## The problem:
Leave out the images and repeat the listing below without a single change.

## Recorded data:

•••••

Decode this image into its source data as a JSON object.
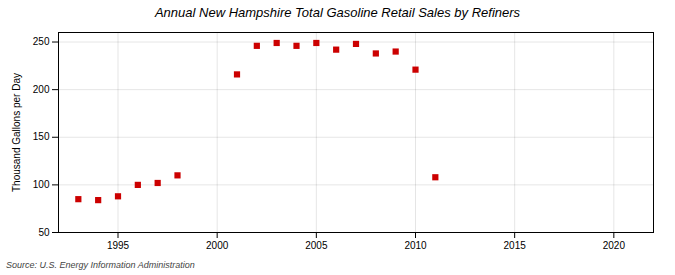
{
  "chart_data": {
    "type": "scatter",
    "title": "Annual New Hampshire Total Gasoline Retail Sales by Refiners",
    "ylabel": "Thousand Gallons per Day",
    "annotations": [
      "Source: U.S. Energy Information Administration"
    ],
    "x": [
      1993,
      1994,
      1995,
      1996,
      1997,
      1998,
      2001,
      2002,
      2003,
      2004,
      2005,
      2006,
      2007,
      2008,
      2009,
      2010,
      2011
    ],
    "values": [
      85,
      84,
      88,
      100,
      102,
      110,
      216,
      246,
      249,
      246,
      249,
      242,
      248,
      238,
      240,
      221,
      108
    ],
    "color": "#cc0000",
    "marker": "square",
    "xlim": [
      1992,
      2022
    ],
    "ylim": [
      50,
      260
    ],
    "xticks": [
      1995,
      2000,
      2005,
      2010,
      2015,
      2020
    ],
    "yticks": [
      50,
      100,
      150,
      200,
      250
    ],
    "grid": true
  }
}
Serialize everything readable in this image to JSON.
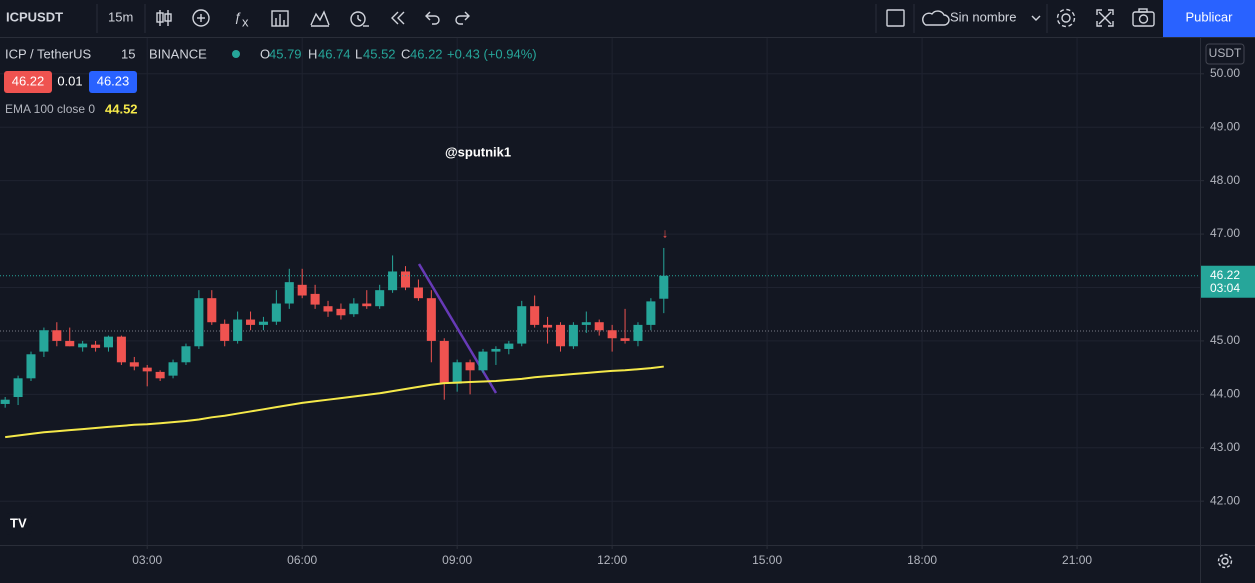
{
  "toolbar": {
    "symbol": "ICPUSDT",
    "interval": "15m",
    "layout_name": "Sin nombre",
    "publish": "Publicar"
  },
  "legend": {
    "symbol": "ICP / TetherUS",
    "interval": "15",
    "exchange": "BINANCE",
    "o": "O",
    "h": "H",
    "l": "L",
    "c": "C",
    "change": "+0.43 (+0.94%)",
    "bid": "46.22",
    "spread": "0.01",
    "ask": "46.23",
    "indicator": "EMA 100 close 0"
  },
  "watermark": "@sputnik1",
  "currency": "USDT",
  "countdown": "03:04",
  "chart_data": {
    "type": "candlestick",
    "x": [
      0.25,
      0.5,
      0.75,
      1,
      1.25,
      1.5,
      1.75,
      2,
      2.25,
      2.5,
      2.75,
      3,
      3.25,
      3.5,
      3.75,
      4,
      4.25,
      4.5,
      4.75,
      5,
      5.25,
      5.5,
      5.75,
      6,
      6.25,
      6.5,
      6.75,
      7,
      7.25,
      7.5,
      7.75,
      8,
      8.25,
      8.5,
      8.75,
      9,
      9.25,
      9.5,
      9.75,
      10,
      10.25,
      10.5,
      10.75,
      11,
      11.25,
      11.5,
      11.75,
      12,
      12.25,
      12.5,
      12.75,
      13
    ],
    "open": [
      43.82,
      43.95,
      44.3,
      44.8,
      45.2,
      45.0,
      44.88,
      44.93,
      44.88,
      45.08,
      44.6,
      44.5,
      44.42,
      44.35,
      44.6,
      44.9,
      45.8,
      45.32,
      45.0,
      45.4,
      45.3,
      45.36,
      45.7,
      46.05,
      45.88,
      45.65,
      45.6,
      45.5,
      45.7,
      45.65,
      45.95,
      46.3,
      46.0,
      45.8,
      45.0,
      44.2,
      44.6,
      44.45,
      44.8,
      44.85,
      44.95,
      45.65,
      45.3,
      45.3,
      44.9,
      45.3,
      45.35,
      45.2,
      45.05,
      45.0,
      45.3,
      45.79
    ],
    "high": [
      43.95,
      44.35,
      44.8,
      45.25,
      45.35,
      45.25,
      45.0,
      45.0,
      45.1,
      45.1,
      44.7,
      44.55,
      44.45,
      44.65,
      44.95,
      45.95,
      45.95,
      45.4,
      45.55,
      45.55,
      45.45,
      45.95,
      46.35,
      46.35,
      46.05,
      45.75,
      45.7,
      45.8,
      45.95,
      46.05,
      46.6,
      46.4,
      46.15,
      45.95,
      45.05,
      44.65,
      44.65,
      44.85,
      44.9,
      45.0,
      45.75,
      45.85,
      45.45,
      45.35,
      45.35,
      45.55,
      45.4,
      45.3,
      45.6,
      45.35,
      45.8,
      46.74
    ],
    "low": [
      43.75,
      43.8,
      44.25,
      44.7,
      44.9,
      44.9,
      44.8,
      44.8,
      44.8,
      44.55,
      44.45,
      44.15,
      44.25,
      44.3,
      44.55,
      44.85,
      45.3,
      44.9,
      44.95,
      45.2,
      45.2,
      45.3,
      45.6,
      45.8,
      45.6,
      45.45,
      45.4,
      45.45,
      45.6,
      45.6,
      45.9,
      45.95,
      45.75,
      44.6,
      43.9,
      44.05,
      44.0,
      44.4,
      44.55,
      44.75,
      44.9,
      45.25,
      44.95,
      44.8,
      44.85,
      45.15,
      45.1,
      44.8,
      44.95,
      44.9,
      45.2,
      45.52
    ],
    "close": [
      43.9,
      44.3,
      44.75,
      45.2,
      45.0,
      44.9,
      44.95,
      44.87,
      45.08,
      44.6,
      44.52,
      44.43,
      44.3,
      44.6,
      44.9,
      45.8,
      45.35,
      45.0,
      45.4,
      45.3,
      45.36,
      45.7,
      46.1,
      45.85,
      45.68,
      45.55,
      45.48,
      45.7,
      45.65,
      45.95,
      46.3,
      46.0,
      45.8,
      45.0,
      44.2,
      44.6,
      44.45,
      44.8,
      44.85,
      44.95,
      45.65,
      45.3,
      45.25,
      44.9,
      45.3,
      45.35,
      45.2,
      45.05,
      45.0,
      45.3,
      45.74,
      46.22
    ],
    "up_color": "#26a69a",
    "down_color": "#ef5350",
    "ema": {
      "name": "EMA 100 close 0",
      "color": "#f5e94a",
      "values": [
        43.2,
        43.23,
        43.26,
        43.29,
        43.31,
        43.33,
        43.35,
        43.37,
        43.39,
        43.41,
        43.43,
        43.44,
        43.46,
        43.48,
        43.5,
        43.53,
        43.57,
        43.6,
        43.64,
        43.68,
        43.72,
        43.76,
        43.8,
        43.84,
        43.87,
        43.9,
        43.93,
        43.96,
        43.99,
        44.02,
        44.06,
        44.1,
        44.14,
        44.18,
        44.21,
        44.22,
        44.23,
        44.24,
        44.25,
        44.27,
        44.29,
        44.32,
        44.34,
        44.36,
        44.38,
        44.4,
        44.42,
        44.44,
        44.45,
        44.47,
        44.49,
        44.52
      ]
    },
    "xlim": [
      0.15,
      23.38
    ],
    "xticks": [
      {
        "value": 3,
        "label": "03:00"
      },
      {
        "value": 6,
        "label": "06:00"
      },
      {
        "value": 9,
        "label": "09:00"
      },
      {
        "value": 12,
        "label": "12:00"
      },
      {
        "value": 15,
        "label": "15:00"
      },
      {
        "value": 18,
        "label": "18:00"
      },
      {
        "value": 21,
        "label": "21:00"
      }
    ],
    "ylim": [
      41.18,
      50.67
    ],
    "yticks": [
      {
        "value": 42,
        "label": "42.00"
      },
      {
        "value": 43,
        "label": "43.00"
      },
      {
        "value": 44,
        "label": "44.00"
      },
      {
        "value": 45,
        "label": "45.00"
      },
      {
        "value": 46,
        "label": "46.00"
      },
      {
        "value": 47,
        "label": "47.00"
      },
      {
        "value": 48,
        "label": "48.00"
      },
      {
        "value": 49,
        "label": "49.00"
      },
      {
        "value": 50,
        "label": "50.00"
      }
    ],
    "grid": true
  }
}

•••••

## Task output:
Decode this image into its source data as a JSON object.
{
  "chart_data": {
    "type": "scatter",
    "title": "Annual New Hampshire Total Gasoline Retail Sales by Refiners",
    "ylabel": "Thousand Gallons per Day",
    "annotations": [
      "Source: U.S. Energy Information Administration"
    ],
    "x": [
      1993,
      1994,
      1995,
      1996,
      1997,
      1998,
      2001,
      2002,
      2003,
      2004,
      2005,
      2006,
      2007,
      2008,
      2009,
      2010,
      2011
    ],
    "values": [
      85,
      84,
      88,
      100,
      102,
      110,
      216,
      246,
      249,
      246,
      249,
      242,
      248,
      238,
      240,
      221,
      108
    ],
    "color": "#cc0000",
    "marker": "square",
    "xlim": [
      1992,
      2022
    ],
    "ylim": [
      50,
      260
    ],
    "xticks": [
      1995,
      2000,
      2005,
      2010,
      2015,
      2020
    ],
    "yticks": [
      50,
      100,
      150,
      200,
      250
    ],
    "grid": true
  }
}
Serialize everything readable in this image to JSON.
{
  "toolbar": {
    "symbol": "ICPUSDT",
    "interval": "15m",
    "layout_name": "Sin nombre",
    "publish": "Publicar"
  },
  "legend": {
    "symbol": "ICP / TetherUS",
    "interval": "15",
    "exchange": "BINANCE",
    "o": "O",
    "h": "H",
    "l": "L",
    "c": "C",
    "change": "+0.43 (+0.94%)",
    "bid": "46.22",
    "spread": "0.01",
    "ask": "46.23",
    "indicator": "EMA 100 close 0"
  },
  "watermark": "@sputnik1",
  "currency": "USDT",
  "countdown": "03:04",
  "chart_data": {
    "type": "candlestick",
    "x": [
      0.25,
      0.5,
      0.75,
      1,
      1.25,
      1.5,
      1.75,
      2,
      2.25,
      2.5,
      2.75,
      3,
      3.25,
      3.5,
      3.75,
      4,
      4.25,
      4.5,
      4.75,
      5,
      5.25,
      5.5,
      5.75,
      6,
      6.25,
      6.5,
      6.75,
      7,
      7.25,
      7.5,
      7.75,
      8,
      8.25,
      8.5,
      8.75,
      9,
      9.25,
      9.5,
      9.75,
      10,
      10.25,
      10.5,
      10.75,
      11,
      11.25,
      11.5,
      11.75,
      12,
      12.25,
      12.5,
      12.75,
      13
    ],
    "open": [
      43.82,
      43.95,
      44.3,
      44.8,
      45.2,
      45.0,
      44.88,
      44.93,
      44.88,
      45.08,
      44.6,
      44.5,
      44.42,
      44.35,
      44.6,
      44.9,
      45.8,
      45.32,
      45.0,
      45.4,
      45.3,
      45.36,
      45.7,
      46.05,
      45.88,
      45.65,
      45.6,
      45.5,
      45.7,
      45.65,
      45.95,
      46.3,
      46.0,
      45.8,
      45.0,
      44.2,
      44.6,
      44.45,
      44.8,
      44.85,
      44.95,
      45.65,
      45.3,
      45.3,
      44.9,
      45.3,
      45.35,
      45.2,
      45.05,
      45.0,
      45.3,
      45.79
    ],
    "high": [
      43.95,
      44.35,
      44.8,
      45.25,
      45.35,
      45.25,
      45.0,
      45.0,
      45.1,
      45.1,
      44.7,
      44.55,
      44.45,
      44.65,
      44.95,
      45.95,
      45.95,
      45.4,
      45.55,
      45.55,
      45.45,
      45.95,
      46.35,
      46.35,
      46.05,
      45.75,
      45.7,
      45.8,
      45.95,
      46.05,
      46.6,
      46.4,
      46.15,
      45.95,
      45.05,
      44.65,
      44.65,
      44.85,
      44.9,
      45.0,
      45.75,
      45.85,
      45.45,
      45.35,
      45.35,
      45.55,
      45.4,
      45.3,
      45.6,
      45.35,
      45.8,
      46.74
    ],
    "low": [
      43.75,
      43.8,
      44.25,
      44.7,
      44.9,
      44.9,
      44.8,
      44.8,
      44.8,
      44.55,
      44.45,
      44.15,
      44.25,
      44.3,
      44.55,
      44.85,
      45.3,
      44.9,
      44.95,
      45.2,
      45.2,
      45.3,
      45.6,
      45.8,
      45.6,
      45.45,
      45.4,
      45.45,
      45.6,
      45.6,
      45.9,
      45.95,
      45.75,
      44.6,
      43.9,
      44.05,
      44.0,
      44.4,
      44.55,
      44.75,
      44.9,
      45.25,
      44.95,
      44.8,
      44.85,
      45.15,
      45.1,
      44.8,
      44.95,
      44.9,
      45.2,
      45.52
    ],
    "close": [
      43.9,
      44.3,
      44.75,
      45.2,
      45.0,
      44.9,
      44.95,
      44.87,
      45.08,
      44.6,
      44.52,
      44.43,
      44.3,
      44.6,
      44.9,
      45.8,
      45.35,
      45.0,
      45.4,
      45.3,
      45.36,
      45.7,
      46.1,
      45.85,
      45.68,
      45.55,
      45.48,
      45.7,
      45.65,
      45.95,
      46.3,
      46.0,
      45.8,
      45.0,
      44.2,
      44.6,
      44.45,
      44.8,
      44.85,
      44.95,
      45.65,
      45.3,
      45.25,
      44.9,
      45.3,
      45.35,
      45.2,
      45.05,
      45.0,
      45.3,
      45.74,
      46.22
    ],
    "up_color": "#26a69a",
    "down_color": "#ef5350",
    "ema": {
      "name": "EMA 100 close 0",
      "color": "#f5e94a",
      "values": [
        43.2,
        43.23,
        43.26,
        43.29,
        43.31,
        43.33,
        43.35,
        43.37,
        43.39,
        43.41,
        43.43,
        43.44,
        43.46,
        43.48,
        43.5,
        43.53,
        43.57,
        43.6,
        43.64,
        43.68,
        43.72,
        43.76,
        43.8,
        43.84,
        43.87,
        43.9,
        43.93,
        43.96,
        43.99,
        44.02,
        44.06,
        44.1,
        44.14,
        44.18,
        44.21,
        44.22,
        44.23,
        44.24,
        44.25,
        44.27,
        44.29,
        44.32,
        44.34,
        44.36,
        44.38,
        44.4,
        44.42,
        44.44,
        44.45,
        44.47,
        44.49,
        44.52
      ]
    },
    "xlim": [
      0.15,
      23.38
    ],
    "xticks": [
      {
        "value": 3,
        "label": "03:00"
      },
      {
        "value": 6,
        "label": "06:00"
      },
      {
        "value": 9,
        "label": "09:00"
      },
      {
        "value": 12,
        "label": "12:00"
      },
      {
        "value": 15,
        "label": "15:00"
      },
      {
        "value": 18,
        "label": "18:00"
      },
      {
        "value": 21,
        "label": "21:00"
      }
    ],
    "ylim": [
      41.18,
      50.67
    ],
    "yticks": [
      {
        "value": 42,
        "label": "42.00"
      },
      {
        "value": 43,
        "label": "43.00"
      },
      {
        "value": 44,
        "label": "44.00"
      },
      {
        "value": 45,
        "label": "45.00"
      },
      {
        "value": 46,
        "label": "46.00"
      },
      {
        "value": 47,
        "label": "47.00"
      },
      {
        "value": 48,
        "label": "48.00"
      },
      {
        "value": 49,
        "label": "49.00"
      },
      {
        "value": 50,
        "label": "50.00"
      }
    ],
    "grid": true
  }
}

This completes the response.